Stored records
□ □ □ □

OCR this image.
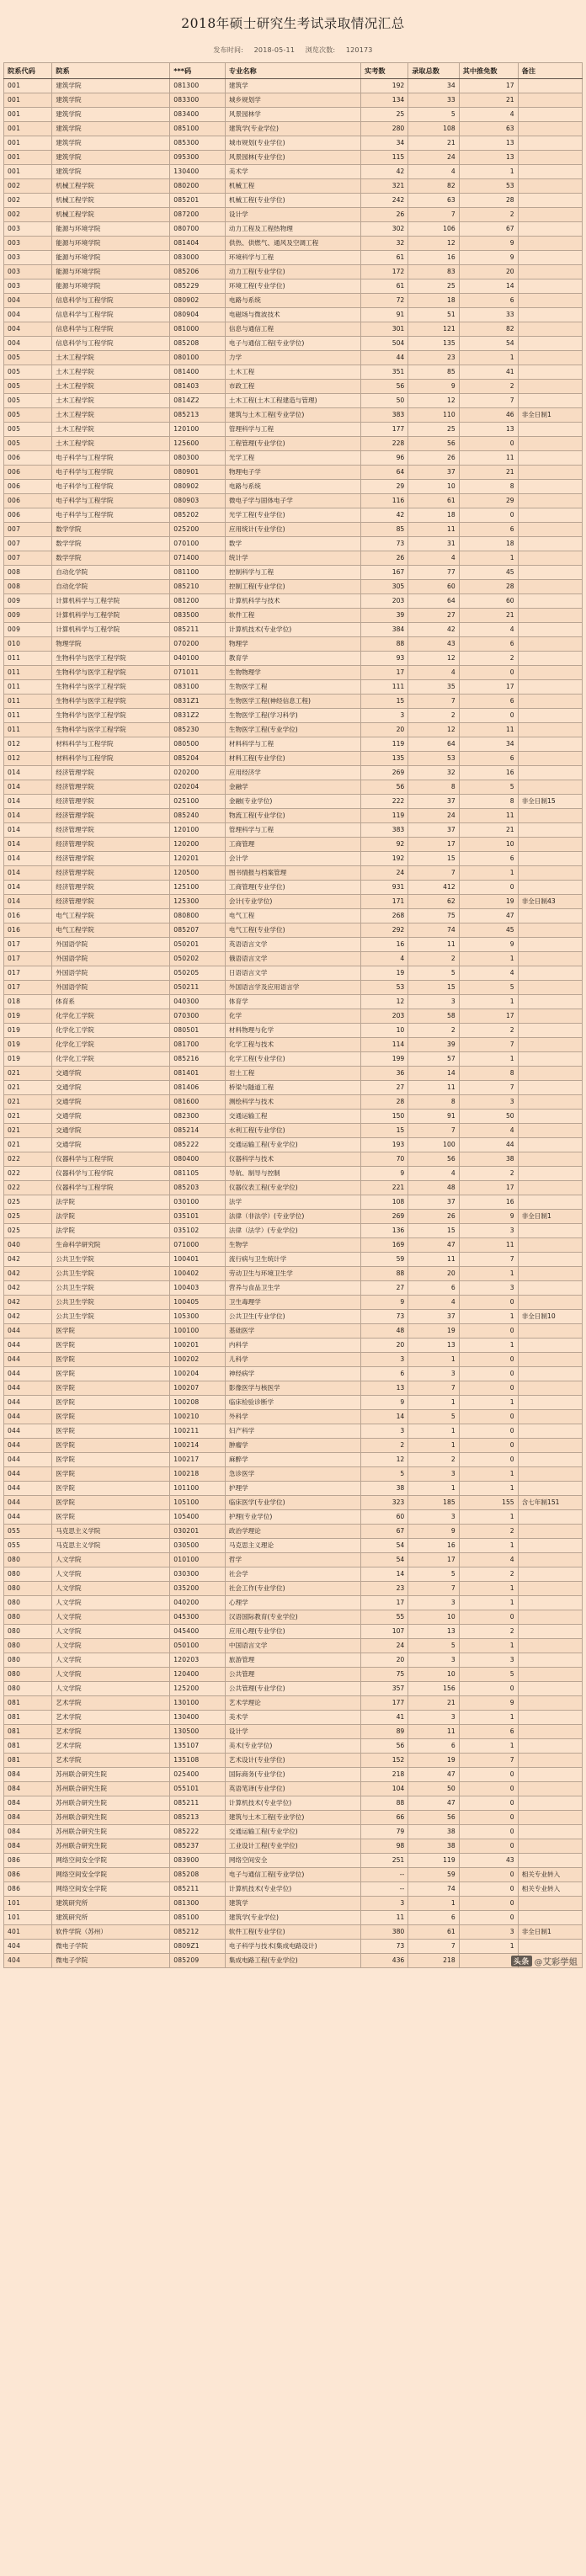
2018年硕士研究生考试录取情况汇总
发布时间: 2018-05-11 浏览次数: 120173
院系代码	院系	***码	专业名称	实考数	录取总数	其中推免数	备注
001	建筑学院	081300	建筑学	192	34	17	
001	建筑学院	083300	城乡规划学	134	33	21	
001	建筑学院	083400	风景园林学	25	5	4	
001	建筑学院	085100	建筑学(专业学位)	280	108	63	
001	建筑学院	085300	城市规划(专业学位)	34	21	13	
001	建筑学院	095300	风景园林(专业学位)	115	24	13	
001	建筑学院	130400	美术学	42	4	1	
002	机械工程学院	080200	机械工程	321	82	53	
002	机械工程学院	085201	机械工程(专业学位)	242	63	28	
002	机械工程学院	087200	设计学	26	7	2	
003	能源与环境学院	080700	动力工程及工程热物理	302	106	67	
003	能源与环境学院	081404	供热、供燃气、通风及空调工程	32	12	9	
003	能源与环境学院	083000	环境科学与工程	61	16	9	
003	能源与环境学院	085206	动力工程(专业学位)	172	83	20	
003	能源与环境学院	085229	环境工程(专业学位)	61	25	14	
004	信息科学与工程学院	080902	电路与系统	72	18	6	
004	信息科学与工程学院	080904	电磁场与微波技术	91	51	33	
004	信息科学与工程学院	081000	信息与通信工程	301	121	82	
004	信息科学与工程学院	085208	电子与通信工程(专业学位)	504	135	54	
005	土木工程学院	080100	力学	44	23	1	
005	土木工程学院	081400	土木工程	351	85	41	
005	土木工程学院	081403	市政工程	56	9	2	
005	土木工程学院	0814Z2	土木工程(土木工程建造与管理)	50	12	7	
005	土木工程学院	085213	建筑与土木工程(专业学位)	383	110	46	非全日制1
005	土木工程学院	120100	管理科学与工程	177	25	13	
005	土木工程学院	125600	工程管理(专业学位)	228	56	0	
006	电子科学与工程学院	080300	光学工程	96	26	11	
006	电子科学与工程学院	080901	物理电子学	64	37	21	
006	电子科学与工程学院	080902	电路与系统	29	10	8	
006	电子科学与工程学院	080903	微电子学与固体电子学	116	61	29	
006	电子科学与工程学院	085202	光学工程(专业学位)	42	18	0	
007	数学学院	025200	应用统计(专业学位)	85	11	6	
007	数学学院	070100	数学	73	31	18	
007	数学学院	071400	统计学	26	4	1	
008	自动化学院	081100	控制科学与工程	167	77	45	
008	自动化学院	085210	控制工程(专业学位)	305	60	28	
009	计算机科学与工程学院	081200	计算机科学与技术	203	64	60	
009	计算机科学与工程学院	083500	软件工程	39	27	21	
009	计算机科学与工程学院	085211	计算机技术(专业学位)	384	42	4	
010	物理学院	070200	物理学	88	43	6	
011	生物科学与医学工程学院	040100	教育学	93	12	2	
011	生物科学与医学工程学院	071011	生物物理学	17	4	0	
011	生物科学与医学工程学院	083100	生物医学工程	111	35	17	
011	生物科学与医学工程学院	0831Z1	生物医学工程(神经信息工程)	15	7	6	
011	生物科学与医学工程学院	0831Z2	生物医学工程(学习科学)	3	2	0	
011	生物科学与医学工程学院	085230	生物医学工程(专业学位)	20	12	11	
012	材料科学与工程学院	080500	材料科学与工程	119	64	34	
012	材料科学与工程学院	085204	材料工程(专业学位)	135	53	6	
014	经济管理学院	020200	应用经济学	269	32	16	
014	经济管理学院	020204	金融学	56	8	5	
014	经济管理学院	025100	金融(专业学位)	222	37	8	非全日制15
014	经济管理学院	085240	物流工程(专业学位)	119	24	11	
014	经济管理学院	120100	管理科学与工程	383	37	21	
014	经济管理学院	120200	工商管理	92	17	10	
014	经济管理学院	120201	会计学	192	15	6	
014	经济管理学院	120500	图书情报与档案管理	24	7	1	
014	经济管理学院	125100	工商管理(专业学位)	931	412	0	
014	经济管理学院	125300	会计(专业学位)	171	62	19	非全日制43
016	电气工程学院	080800	电气工程	268	75	47	
016	电气工程学院	085207	电气工程(专业学位)	292	74	45	
017	外国语学院	050201	英语语言文学	16	11	9	
017	外国语学院	050202	俄语语言文学	4	2	1	
017	外国语学院	050205	日语语言文学	19	5	4	
017	外国语学院	050211	外国语言学及应用语言学	53	15	5	
018	体育系	040300	体育学	12	3	1	
019	化学化工学院	070300	化学	203	58	17	
019	化学化工学院	080501	材料物理与化学	10	2	2	
019	化学化工学院	081700	化学工程与技术	114	39	7	
019	化学化工学院	085216	化学工程(专业学位)	199	57	1	
021	交通学院	081401	岩土工程	36	14	8	
021	交通学院	081406	桥梁与隧道工程	27	11	7	
021	交通学院	081600	测绘科学与技术	28	8	3	
021	交通学院	082300	交通运输工程	150	91	50	
021	交通学院	085214	水利工程(专业学位)	15	7	4	
021	交通学院	085222	交通运输工程(专业学位)	193	100	44	
022	仪器科学与工程学院	080400	仪器科学与技术	70	56	38	
022	仪器科学与工程学院	081105	导航、制导与控制	9	4	2	
022	仪器科学与工程学院	085203	仪器仪表工程(专业学位)	221	48	17	
025	法学院	030100	法学	108	37	16	
025	法学院	035101	法律（非法学）(专业学位)	269	26	9	非全日制1
025	法学院	035102	法律（法学）(专业学位)	136	15	3	
040	生命科学研究院	071000	生物学	169	47	11	
042	公共卫生学院	100401	流行病与卫生统计学	59	11	7	
042	公共卫生学院	100402	劳动卫生与环境卫生学	88	20	1	
042	公共卫生学院	100403	营养与食品卫生学	27	6	3	
042	公共卫生学院	100405	卫生毒理学	9	4	0	
042	公共卫生学院	105300	公共卫生(专业学位)	73	37	1	非全日制10
044	医学院	100100	基础医学	48	19	0	
044	医学院	100201	内科学	20	13	1	
044	医学院	100202	儿科学	3	1	0	
044	医学院	100204	神经病学	6	3	0	
044	医学院	100207	影像医学与核医学	13	7	0	
044	医学院	100208	临床检验诊断学	9	1	1	
044	医学院	100210	外科学	14	5	0	
044	医学院	100211	妇产科学	3	1	0	
044	医学院	100214	肿瘤学	2	1	0	
044	医学院	100217	麻醉学	12	2	0	
044	医学院	100218	急诊医学	5	3	1	
044	医学院	101100	护理学	38	1	1	
044	医学院	105100	临床医学(专业学位)	323	185	155	含七年制151
044	医学院	105400	护理(专业学位)	60	3	1	
055	马克思主义学院	030201	政治学理论	67	9	2	
055	马克思主义学院	030500	马克思主义理论	54	16	1	
080	人文学院	010100	哲学	54	17	4	
080	人文学院	030300	社会学	14	5	2	
080	人文学院	035200	社会工作(专业学位)	23	7	1	
080	人文学院	040200	心理学	17	3	1	
080	人文学院	045300	汉语国际教育(专业学位)	55	10	0	
080	人文学院	045400	应用心理(专业学位)	107	13	2	
080	人文学院	050100	中国语言文学	24	5	1	
080	人文学院	120203	旅游管理	20	3	3	
080	人文学院	120400	公共管理	75	10	5	
080	人文学院	125200	公共管理(专业学位)	357	156	0	
081	艺术学院	130100	艺术学理论	177	21	9	
081	艺术学院	130400	美术学	41	3	1	
081	艺术学院	130500	设计学	89	11	6	
081	艺术学院	135107	美术(专业学位)	56	6	1	
081	艺术学院	135108	艺术设计(专业学位)	152	19	7	
084	苏州联合研究生院	025400	国际商务(专业学位)	218	47	0	
084	苏州联合研究生院	055101	英语笔译(专业学位)	104	50	0	
084	苏州联合研究生院	085211	计算机技术(专业学位)	88	47	0	
084	苏州联合研究生院	085213	建筑与土木工程(专业学位)	66	56	0	
084	苏州联合研究生院	085222	交通运输工程(专业学位)	79	38	0	
084	苏州联合研究生院	085237	工业设计工程(专业学位)	98	38	0	
086	网络空间安全学院	083900	网络空间安全	251	119	43	
086	网络空间安全学院	085208	电子与通信工程(专业学位)	--	59	0	相关专业转入
086	网络空间安全学院	085211	计算机技术(专业学位)	--	74	0	相关专业转入
101	建筑研究所	081300	建筑学	3	1	0	
101	建筑研究所	085100	建筑学(专业学位)	11	6	0	
401	软件学院（苏州）	085212	软件工程(专业学位)	380	61	3	非全日制1
404	微电子学院	0809Z1	电子科学与技术(集成电路设计)	73	7	1	
404	微电子学院	085209	集成电路工程(专业学位)	436	218			头条 @艾彩学姐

□ □ □ □

— INSTRUCTIONS FOR THE TASK —
Report how many lines in the records hold the word "工商管理", giving the number and nothing else.

— EXERCISE OUTPUT —
2